- [What you have to do]: Filter these entries, keeping only lines that hold the word "Province".

- [Records for this task]:
::::::

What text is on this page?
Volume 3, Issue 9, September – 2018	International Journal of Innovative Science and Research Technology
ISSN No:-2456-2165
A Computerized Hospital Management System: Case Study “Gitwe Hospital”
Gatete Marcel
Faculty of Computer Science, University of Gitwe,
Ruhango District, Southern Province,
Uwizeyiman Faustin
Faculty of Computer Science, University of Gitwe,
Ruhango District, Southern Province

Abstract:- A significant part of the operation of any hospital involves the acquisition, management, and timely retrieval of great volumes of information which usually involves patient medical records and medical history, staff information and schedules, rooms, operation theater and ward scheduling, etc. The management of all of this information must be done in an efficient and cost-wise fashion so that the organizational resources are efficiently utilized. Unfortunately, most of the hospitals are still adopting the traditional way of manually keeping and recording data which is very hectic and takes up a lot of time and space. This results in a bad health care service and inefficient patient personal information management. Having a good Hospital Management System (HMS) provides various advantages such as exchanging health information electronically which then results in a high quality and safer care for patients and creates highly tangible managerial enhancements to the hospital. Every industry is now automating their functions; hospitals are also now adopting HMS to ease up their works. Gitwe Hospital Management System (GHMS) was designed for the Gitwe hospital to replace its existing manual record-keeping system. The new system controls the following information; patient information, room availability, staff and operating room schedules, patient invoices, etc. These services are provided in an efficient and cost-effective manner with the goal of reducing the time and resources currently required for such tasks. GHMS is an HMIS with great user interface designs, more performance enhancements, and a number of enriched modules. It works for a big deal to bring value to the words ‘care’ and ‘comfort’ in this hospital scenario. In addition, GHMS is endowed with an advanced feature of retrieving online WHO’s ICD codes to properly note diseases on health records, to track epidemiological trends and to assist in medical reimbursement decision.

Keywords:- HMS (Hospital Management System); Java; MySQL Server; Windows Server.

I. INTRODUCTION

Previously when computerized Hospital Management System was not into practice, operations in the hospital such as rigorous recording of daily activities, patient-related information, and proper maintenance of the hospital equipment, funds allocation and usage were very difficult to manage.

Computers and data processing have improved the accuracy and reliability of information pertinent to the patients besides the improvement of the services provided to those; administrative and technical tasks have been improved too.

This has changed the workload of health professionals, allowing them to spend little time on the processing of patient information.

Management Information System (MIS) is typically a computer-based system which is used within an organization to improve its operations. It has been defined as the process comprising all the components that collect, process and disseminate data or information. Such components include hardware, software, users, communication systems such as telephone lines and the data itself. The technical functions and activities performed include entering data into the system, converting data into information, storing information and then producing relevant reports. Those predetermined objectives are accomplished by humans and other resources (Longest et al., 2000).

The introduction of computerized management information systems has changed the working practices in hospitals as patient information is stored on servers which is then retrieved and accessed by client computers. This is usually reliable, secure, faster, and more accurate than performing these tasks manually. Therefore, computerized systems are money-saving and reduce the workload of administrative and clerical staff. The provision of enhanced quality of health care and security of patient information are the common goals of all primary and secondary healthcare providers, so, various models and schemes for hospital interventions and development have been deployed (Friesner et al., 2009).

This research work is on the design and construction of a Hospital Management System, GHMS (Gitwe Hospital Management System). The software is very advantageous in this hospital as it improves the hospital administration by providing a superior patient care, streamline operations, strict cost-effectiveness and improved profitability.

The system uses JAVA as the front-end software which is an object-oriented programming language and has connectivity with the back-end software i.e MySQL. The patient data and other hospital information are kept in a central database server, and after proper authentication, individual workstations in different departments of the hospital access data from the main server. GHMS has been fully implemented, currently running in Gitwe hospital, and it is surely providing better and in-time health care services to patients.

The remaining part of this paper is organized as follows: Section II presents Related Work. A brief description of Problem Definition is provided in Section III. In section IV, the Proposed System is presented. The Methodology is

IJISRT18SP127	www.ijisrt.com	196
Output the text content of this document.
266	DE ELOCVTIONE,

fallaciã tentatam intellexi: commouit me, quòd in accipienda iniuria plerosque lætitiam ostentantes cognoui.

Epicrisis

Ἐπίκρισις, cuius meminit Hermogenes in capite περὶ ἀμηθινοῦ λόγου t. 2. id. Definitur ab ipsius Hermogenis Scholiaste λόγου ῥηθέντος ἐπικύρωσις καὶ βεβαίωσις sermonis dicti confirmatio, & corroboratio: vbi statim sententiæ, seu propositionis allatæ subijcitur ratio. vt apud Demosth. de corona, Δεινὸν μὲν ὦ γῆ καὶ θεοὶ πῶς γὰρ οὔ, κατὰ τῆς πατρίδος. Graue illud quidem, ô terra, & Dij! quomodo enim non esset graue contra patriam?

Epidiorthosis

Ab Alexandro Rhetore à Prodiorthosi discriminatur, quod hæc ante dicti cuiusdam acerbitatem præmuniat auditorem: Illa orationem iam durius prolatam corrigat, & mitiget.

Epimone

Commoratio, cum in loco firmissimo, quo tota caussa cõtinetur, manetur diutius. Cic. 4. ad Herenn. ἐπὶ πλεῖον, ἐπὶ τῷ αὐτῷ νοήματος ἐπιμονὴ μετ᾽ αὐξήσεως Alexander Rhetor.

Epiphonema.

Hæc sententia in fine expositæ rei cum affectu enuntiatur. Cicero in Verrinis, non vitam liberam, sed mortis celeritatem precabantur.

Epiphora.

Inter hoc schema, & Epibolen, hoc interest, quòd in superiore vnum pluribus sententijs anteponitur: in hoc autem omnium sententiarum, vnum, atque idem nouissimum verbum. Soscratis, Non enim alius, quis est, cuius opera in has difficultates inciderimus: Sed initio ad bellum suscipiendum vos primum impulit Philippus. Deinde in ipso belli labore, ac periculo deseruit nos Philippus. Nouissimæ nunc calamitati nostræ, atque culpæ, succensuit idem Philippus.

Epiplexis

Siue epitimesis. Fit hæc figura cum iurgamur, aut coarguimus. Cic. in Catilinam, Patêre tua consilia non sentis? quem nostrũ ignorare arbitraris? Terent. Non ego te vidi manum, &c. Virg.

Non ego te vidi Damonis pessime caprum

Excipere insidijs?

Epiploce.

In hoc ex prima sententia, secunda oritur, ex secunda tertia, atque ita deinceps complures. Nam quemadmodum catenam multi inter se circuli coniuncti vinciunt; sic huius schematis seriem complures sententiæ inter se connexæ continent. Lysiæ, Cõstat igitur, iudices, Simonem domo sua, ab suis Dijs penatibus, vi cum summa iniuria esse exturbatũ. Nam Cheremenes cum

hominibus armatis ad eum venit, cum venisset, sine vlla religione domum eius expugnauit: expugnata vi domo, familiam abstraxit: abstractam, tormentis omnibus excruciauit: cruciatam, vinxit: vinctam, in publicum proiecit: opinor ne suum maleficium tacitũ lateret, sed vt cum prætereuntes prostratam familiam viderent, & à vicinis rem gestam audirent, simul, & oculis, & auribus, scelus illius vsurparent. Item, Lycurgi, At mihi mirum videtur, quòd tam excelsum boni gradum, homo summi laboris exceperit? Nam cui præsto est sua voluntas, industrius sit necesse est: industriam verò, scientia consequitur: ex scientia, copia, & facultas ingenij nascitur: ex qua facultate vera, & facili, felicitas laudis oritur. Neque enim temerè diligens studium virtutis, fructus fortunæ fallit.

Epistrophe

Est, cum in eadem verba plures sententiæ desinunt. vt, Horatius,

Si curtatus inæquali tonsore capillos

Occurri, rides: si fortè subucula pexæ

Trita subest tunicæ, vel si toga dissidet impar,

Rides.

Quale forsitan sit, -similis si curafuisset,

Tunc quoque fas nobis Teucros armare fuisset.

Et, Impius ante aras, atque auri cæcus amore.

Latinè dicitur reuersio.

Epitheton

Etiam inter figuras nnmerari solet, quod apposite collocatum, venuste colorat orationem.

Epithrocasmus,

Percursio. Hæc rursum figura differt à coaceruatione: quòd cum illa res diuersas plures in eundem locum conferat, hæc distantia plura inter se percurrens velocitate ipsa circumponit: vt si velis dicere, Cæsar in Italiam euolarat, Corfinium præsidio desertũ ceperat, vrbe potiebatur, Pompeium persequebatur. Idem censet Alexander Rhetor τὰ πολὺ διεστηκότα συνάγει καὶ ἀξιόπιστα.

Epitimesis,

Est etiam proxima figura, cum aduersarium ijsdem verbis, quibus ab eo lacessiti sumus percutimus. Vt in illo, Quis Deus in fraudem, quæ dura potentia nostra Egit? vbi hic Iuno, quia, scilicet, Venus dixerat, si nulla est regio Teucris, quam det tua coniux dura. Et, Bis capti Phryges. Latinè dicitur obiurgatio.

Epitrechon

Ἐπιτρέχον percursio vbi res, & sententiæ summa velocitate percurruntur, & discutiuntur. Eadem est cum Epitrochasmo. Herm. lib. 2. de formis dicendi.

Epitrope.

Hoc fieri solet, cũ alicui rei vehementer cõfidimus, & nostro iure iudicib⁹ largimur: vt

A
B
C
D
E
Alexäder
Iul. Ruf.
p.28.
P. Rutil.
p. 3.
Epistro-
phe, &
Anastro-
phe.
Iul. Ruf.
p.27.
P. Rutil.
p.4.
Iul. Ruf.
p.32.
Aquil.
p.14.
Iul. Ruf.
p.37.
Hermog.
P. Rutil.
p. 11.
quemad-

::::::

- [Completed task]:
Ruhango District, Southern Province,
Ruhango District, Southern Province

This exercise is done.